## [DOCUMENT EXTRACT]
════════════════════

Ever wonder why there are odd behaviors when you use a different web browser? These unexpected behaviors may be frustrating for some screen reader users. How can you increase your chances of getting a consistent user experience across browsers and devices? Freedom Scientific explains this phenomena in their article, Responsive Web Design: Why one site can behave differently on different PCs and browsers. In this article, Freedom Scientific suggests these two tips:
- Make sure your zoom level in your browser is set to 100%
- If your browser supports it, maximize the browser window, insuring you have the most screen real-estate possible
Currently, the following screen reader and browser combinations are recommended:
- VoiceOver (Apple's built-in screen reader) with Safari
- NVDA (Windows screen reader) with Firefox
- JAWS (Windows screen reader) with Internet Explorer
- Talkback (Android screen reader) with Firefox or Chrome
- ChromeVox with Chrome (ChromeVox is currently not commonly used)

════════════════════

## [DATA RECORDS]

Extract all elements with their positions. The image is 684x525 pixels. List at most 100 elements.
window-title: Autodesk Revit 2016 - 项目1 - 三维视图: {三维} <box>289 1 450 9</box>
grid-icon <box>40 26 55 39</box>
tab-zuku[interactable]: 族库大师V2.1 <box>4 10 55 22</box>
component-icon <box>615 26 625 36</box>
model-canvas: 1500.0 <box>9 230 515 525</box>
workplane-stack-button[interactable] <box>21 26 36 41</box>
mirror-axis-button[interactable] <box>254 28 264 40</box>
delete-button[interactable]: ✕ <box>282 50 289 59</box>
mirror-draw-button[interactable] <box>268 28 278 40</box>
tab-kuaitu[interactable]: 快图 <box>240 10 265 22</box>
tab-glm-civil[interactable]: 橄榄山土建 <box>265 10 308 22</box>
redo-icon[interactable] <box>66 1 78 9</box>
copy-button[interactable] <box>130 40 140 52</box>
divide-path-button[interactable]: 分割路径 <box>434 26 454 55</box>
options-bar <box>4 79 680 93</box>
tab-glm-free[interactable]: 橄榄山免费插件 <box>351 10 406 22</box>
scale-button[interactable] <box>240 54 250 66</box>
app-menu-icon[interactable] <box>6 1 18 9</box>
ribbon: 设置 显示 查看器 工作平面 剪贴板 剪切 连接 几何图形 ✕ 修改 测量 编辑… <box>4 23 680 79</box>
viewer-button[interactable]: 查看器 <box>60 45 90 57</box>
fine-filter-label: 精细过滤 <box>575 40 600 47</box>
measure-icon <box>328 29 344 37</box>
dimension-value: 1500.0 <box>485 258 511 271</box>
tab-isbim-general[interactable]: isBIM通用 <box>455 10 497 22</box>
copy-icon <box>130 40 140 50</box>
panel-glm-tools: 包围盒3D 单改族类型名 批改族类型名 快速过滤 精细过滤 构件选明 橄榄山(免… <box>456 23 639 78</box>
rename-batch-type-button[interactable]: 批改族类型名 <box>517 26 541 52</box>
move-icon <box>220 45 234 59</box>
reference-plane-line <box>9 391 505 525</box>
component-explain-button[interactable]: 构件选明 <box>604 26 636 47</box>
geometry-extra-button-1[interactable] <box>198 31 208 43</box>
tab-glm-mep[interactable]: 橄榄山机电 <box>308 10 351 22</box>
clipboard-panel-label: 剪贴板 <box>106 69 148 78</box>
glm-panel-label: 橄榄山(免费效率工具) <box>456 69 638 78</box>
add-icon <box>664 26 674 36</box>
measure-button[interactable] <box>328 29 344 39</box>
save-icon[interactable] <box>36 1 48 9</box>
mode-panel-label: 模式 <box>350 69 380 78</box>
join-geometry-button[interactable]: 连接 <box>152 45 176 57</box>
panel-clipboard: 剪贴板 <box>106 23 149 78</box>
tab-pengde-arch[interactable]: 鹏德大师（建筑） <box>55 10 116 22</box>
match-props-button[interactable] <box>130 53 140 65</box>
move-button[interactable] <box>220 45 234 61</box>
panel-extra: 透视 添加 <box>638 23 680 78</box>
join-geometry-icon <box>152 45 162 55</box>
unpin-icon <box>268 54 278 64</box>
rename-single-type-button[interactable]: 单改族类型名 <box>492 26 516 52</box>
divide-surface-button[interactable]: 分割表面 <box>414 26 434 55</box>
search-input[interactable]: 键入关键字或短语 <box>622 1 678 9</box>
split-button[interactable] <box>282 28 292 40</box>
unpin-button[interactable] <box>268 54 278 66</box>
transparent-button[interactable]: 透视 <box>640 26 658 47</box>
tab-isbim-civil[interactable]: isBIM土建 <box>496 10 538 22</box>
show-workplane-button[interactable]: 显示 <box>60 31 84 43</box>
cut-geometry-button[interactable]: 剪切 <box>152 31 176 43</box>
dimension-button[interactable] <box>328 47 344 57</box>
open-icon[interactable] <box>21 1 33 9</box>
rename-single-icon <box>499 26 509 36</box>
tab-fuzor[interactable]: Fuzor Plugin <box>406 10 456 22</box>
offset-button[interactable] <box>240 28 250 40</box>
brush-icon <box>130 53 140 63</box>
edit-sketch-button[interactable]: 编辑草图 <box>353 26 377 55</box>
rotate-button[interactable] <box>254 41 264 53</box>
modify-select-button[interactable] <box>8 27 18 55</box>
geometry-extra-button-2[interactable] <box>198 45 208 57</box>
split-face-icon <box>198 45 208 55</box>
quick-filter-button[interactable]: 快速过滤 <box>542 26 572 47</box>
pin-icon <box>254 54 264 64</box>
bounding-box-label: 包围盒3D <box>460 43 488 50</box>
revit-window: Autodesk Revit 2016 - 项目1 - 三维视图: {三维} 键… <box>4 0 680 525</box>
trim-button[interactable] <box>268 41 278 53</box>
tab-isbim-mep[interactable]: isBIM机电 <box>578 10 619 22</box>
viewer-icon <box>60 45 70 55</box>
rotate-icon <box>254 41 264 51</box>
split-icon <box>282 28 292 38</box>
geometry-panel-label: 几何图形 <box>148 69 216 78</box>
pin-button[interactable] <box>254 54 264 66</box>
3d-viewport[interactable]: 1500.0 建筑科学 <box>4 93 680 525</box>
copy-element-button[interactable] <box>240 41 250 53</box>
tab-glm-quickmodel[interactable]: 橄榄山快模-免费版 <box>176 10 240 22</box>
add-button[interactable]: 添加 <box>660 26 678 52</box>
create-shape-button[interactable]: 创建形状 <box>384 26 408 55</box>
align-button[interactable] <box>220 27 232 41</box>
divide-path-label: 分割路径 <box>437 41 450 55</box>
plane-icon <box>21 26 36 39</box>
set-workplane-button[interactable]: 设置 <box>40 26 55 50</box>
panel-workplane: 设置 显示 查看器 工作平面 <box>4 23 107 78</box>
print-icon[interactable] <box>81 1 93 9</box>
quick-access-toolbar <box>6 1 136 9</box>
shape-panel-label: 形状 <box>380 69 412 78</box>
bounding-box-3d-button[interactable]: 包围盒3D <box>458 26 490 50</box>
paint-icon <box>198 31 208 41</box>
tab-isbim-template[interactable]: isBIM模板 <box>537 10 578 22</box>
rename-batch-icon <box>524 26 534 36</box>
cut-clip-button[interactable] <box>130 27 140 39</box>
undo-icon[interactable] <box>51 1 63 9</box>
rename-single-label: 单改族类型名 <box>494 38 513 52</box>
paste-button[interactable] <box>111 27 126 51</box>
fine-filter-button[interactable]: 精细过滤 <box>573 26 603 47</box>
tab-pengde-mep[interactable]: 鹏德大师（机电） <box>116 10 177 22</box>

════════════════════

## [REQUIRED WORK]
For the text on screen readers and browsers, decide whether each statement agrees with it: (a) NVDA is recommended with Firefox; (b) browser zoom should be set to 150%; (c) ChromeVox is commonly used. Answer yes or no for each, quoting the deciding words.

## [SOLUTION TO THIS EXERCISE]
(a) Yes: "NVDA (Windows screen reader) with Firefox"
(b) No: "Make sure your zoom level in your browser is set to 100%"
(c) No: "ChromeVox is currently not commonly used"